**Stated task**
Reproduce all the entries exactly and keep the pictures out.

═══ Records provided

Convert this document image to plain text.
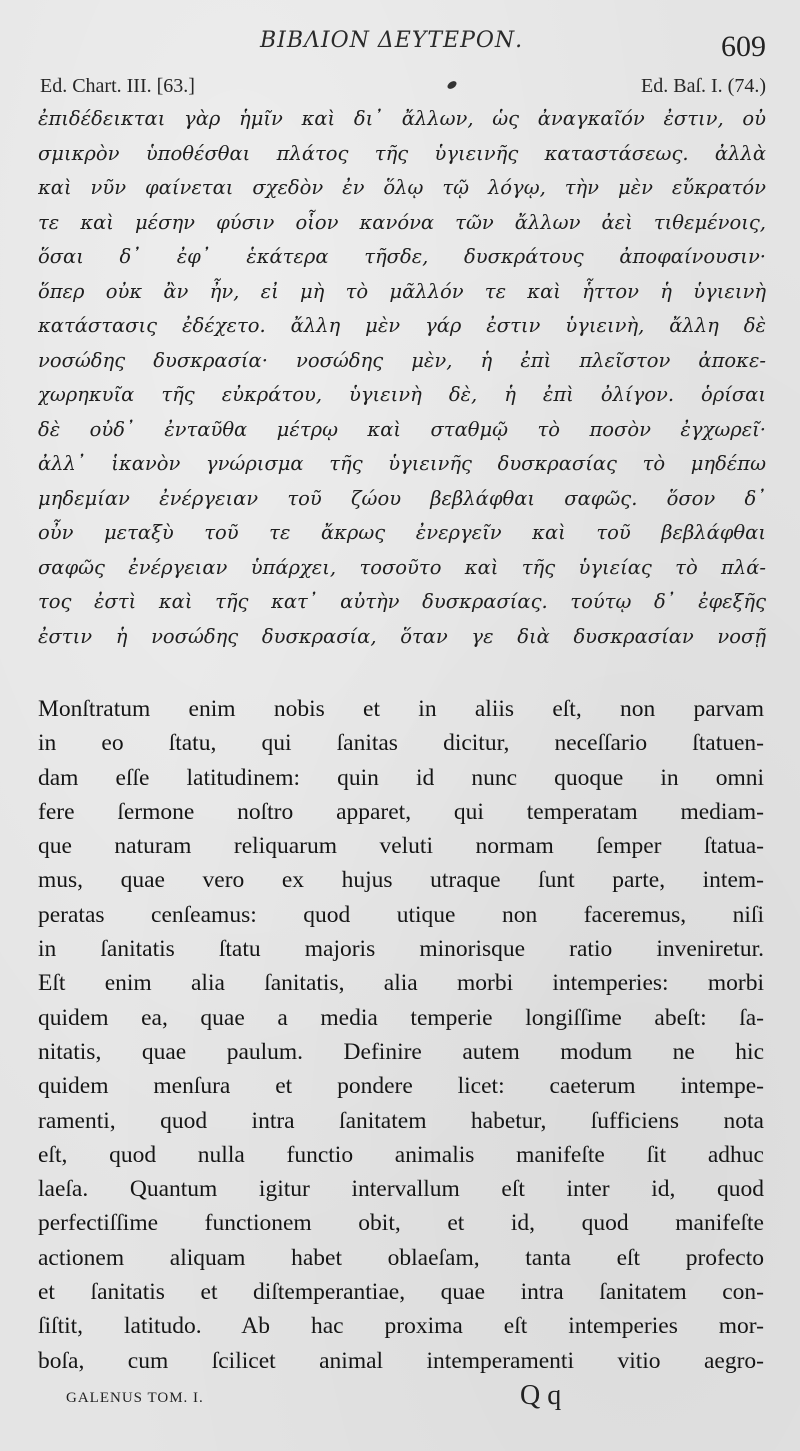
ΒΙΒΛΙΟΝ ΔΕΥΤΕΡΟΝ.	609
Ed. Chart. III. [63.]	Ed. Baſ. I. (74.)
ἐπιδέδεικται γὰρ ἡμῖν καὶ δι᾽ ἄλλων, ὡς ἀναγκαῖόν ἐστιν, οὐ
σμικρὸν ὑποθέσθαι πλάτος τῆς ὑγιεινῆς καταστάσεως. ἀλλὰ
καὶ νῦν φαίνεται σχεδὸν ἐν ὅλῳ τῷ λόγῳ, τὴν μὲν εὔκρατόν
τε καὶ μέσην φύσιν οἷον κανόνα τῶν ἄλλων ἀεὶ τιθεμένοις,
ὅσαι δ᾽ ἐφ᾽ ἑκάτερα τῆσδε, δυσκράτους ἀποφαίνουσιν·
ὅπερ οὐκ ἂν ἦν, εἰ μὴ τὸ μᾶλλόν τε καὶ ἧττον ἡ ὑγιεινὴ
κατάστασις ἐδέχετο. ἄλλη μὲν γάρ ἐστιν ὑγιεινὴ, ἄλλη δὲ
νοσώδης δυσκρασία· νοσώδης μὲν, ἡ ἐπὶ πλεῖστον ἀποκε-
χωρηκυῖα τῆς εὐκράτου, ὑγιεινὴ δὲ, ἡ ἐπὶ ὀλίγον. ὁρίσαι
δὲ οὐδ᾽ ἐνταῦθα μέτρῳ καὶ σταθμῷ τὸ ποσὸν ἐγχωρεῖ·
ἀλλ᾽ ἱκανὸν γνώρισμα τῆς ὑγιεινῆς δυσκρασίας τὸ μηδέπω
μηδεμίαν ἐνέργειαν τοῦ ζώου βεβλάφθαι σαφῶς. ὅσον δ᾽
οὖν μεταξὺ τοῦ τε ἄκρως ἐνεργεῖν καὶ τοῦ βεβλάφθαι
σαφῶς ἐνέργειαν ὑπάρχει, τοσοῦτο καὶ τῆς ὑγιείας τὸ πλά-
τος ἐστὶ καὶ τῆς κατ᾽ αὐτὴν δυσκρασίας. τούτῳ δ᾽ ἐφεξῆς
ἐστιν ἡ νοσώδης δυσκρασία, ὅταν γε διὰ δυσκρασίαν νοσῇ
Monſtratum enim nobis et in aliis eſt, non parvam
in eo ſtatu, qui ſanitas dicitur, neceſſario ſtatuen-
dam eſſe latitudinem: quin id nunc quoque in omni
fere ſermone noſtro apparet, qui temperatam mediam-
que naturam reliquarum veluti normam ſemper ſtatua-
mus, quae vero ex hujus utraque ſunt parte, intem-
peratas cenſeamus: quod utique non faceremus, niſi
in ſanitatis ſtatu majoris minorisque ratio inveniretur.
Eſt enim alia ſanitatis, alia morbi intemperies: morbi
quidem ea, quae a media temperie longiſſime abeſt: ſa-
nitatis, quae paulum. Definire autem modum ne hic
quidem menſura et pondere licet: caeterum intempe-
ramenti, quod intra ſanitatem habetur, ſufficiens nota
eſt, quod nulla functio animalis manifeſte ſit adhuc
laeſa. Quantum igitur intervallum eſt inter id, quod
perfectiſſime functionem obit, et id, quod manifeſte
actionem aliquam habet oblaeſam, tanta eſt profecto
et ſanitatis et diſtemperantiae, quae intra ſanitatem con-
ſiſtit, latitudo. Ab hac proxima eſt intemperies mor-
boſa, cum ſcilicet animal intemperamenti vitio aegro-
GALENUS TOM. I.	Q q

══════

**Problem solution**
Convert this document image to plain text.
ΒΙΒΛΙΟΝ ΔΕΥΤΕΡΟΝ.	609
Ed. Chart. III. [63.]	Ed. Baſ. I. (74.)
ἐπιδέδεικται γὰρ ἡμῖν καὶ δι᾽ ἄλλων, ὡς ἀναγκαῖόν ἐστιν, οὐ
σμικρὸν ὑποθέσθαι πλάτος τῆς ὑγιεινῆς καταστάσεως. ἀλλὰ
καὶ νῦν φαίνεται σχεδὸν ἐν ὅλῳ τῷ λόγῳ, τὴν μὲν εὔκρατόν
τε καὶ μέσην φύσιν οἷον κανόνα τῶν ἄλλων ἀεὶ τιθεμένοις,
ὅσαι δ᾽ ἐφ᾽ ἑκάτερα τῆσδε, δυσκράτους ἀποφαίνουσιν·
ὅπερ οὐκ ἂν ἦν, εἰ μὴ τὸ μᾶλλόν τε καὶ ἧττον ἡ ὑγιεινὴ
κατάστασις ἐδέχετο. ἄλλη μὲν γάρ ἐστιν ὑγιεινὴ, ἄλλη δὲ
νοσώδης δυσκρασία· νοσώδης μὲν, ἡ ἐπὶ πλεῖστον ἀποκε-
χωρηκυῖα τῆς εὐκράτου, ὑγιεινὴ δὲ, ἡ ἐπὶ ὀλίγον. ὁρίσαι
δὲ οὐδ᾽ ἐνταῦθα μέτρῳ καὶ σταθμῷ τὸ ποσὸν ἐγχωρεῖ·
ἀλλ᾽ ἱκανὸν γνώρισμα τῆς ὑγιεινῆς δυσκρασίας τὸ μηδέπω
μηδεμίαν ἐνέργειαν τοῦ ζώου βεβλάφθαι σαφῶς. ὅσον δ᾽
οὖν μεταξὺ τοῦ τε ἄκρως ἐνεργεῖν καὶ τοῦ βεβλάφθαι
σαφῶς ἐνέργειαν ὑπάρχει, τοσοῦτο καὶ τῆς ὑγιείας τὸ πλά-
τος ἐστὶ καὶ τῆς κατ᾽ αὐτὴν δυσκρασίας. τούτῳ δ᾽ ἐφεξῆς
ἐστιν ἡ νοσώδης δυσκρασία, ὅταν γε διὰ δυσκρασίαν νοσῇ
Monſtratum enim nobis et in aliis eſt, non parvam
in eo ſtatu, qui ſanitas dicitur, neceſſario ſtatuen-
dam eſſe latitudinem: quin id nunc quoque in omni
fere ſermone noſtro apparet, qui temperatam mediam-
que naturam reliquarum veluti normam ſemper ſtatua-
mus, quae vero ex hujus utraque ſunt parte, intem-
peratas cenſeamus: quod utique non faceremus, niſi
in ſanitatis ſtatu majoris minorisque ratio inveniretur.
Eſt enim alia ſanitatis, alia morbi intemperies: morbi
quidem ea, quae a media temperie longiſſime abeſt: ſa-
nitatis, quae paulum. Definire autem modum ne hic
quidem menſura et pondere licet: caeterum intempe-
ramenti, quod intra ſanitatem habetur, ſufficiens nota
eſt, quod nulla functio animalis manifeſte ſit adhuc
laeſa. Quantum igitur intervallum eſt inter id, quod
perfectiſſime functionem obit, et id, quod manifeſte
actionem aliquam habet oblaeſam, tanta eſt profecto
et ſanitatis et diſtemperantiae, quae intra ſanitatem con-
ſiſtit, latitudo. Ab hac proxima eſt intemperies mor-
boſa, cum ſcilicet animal intemperamenti vitio aegro-
GALENUS TOM. I.	Q q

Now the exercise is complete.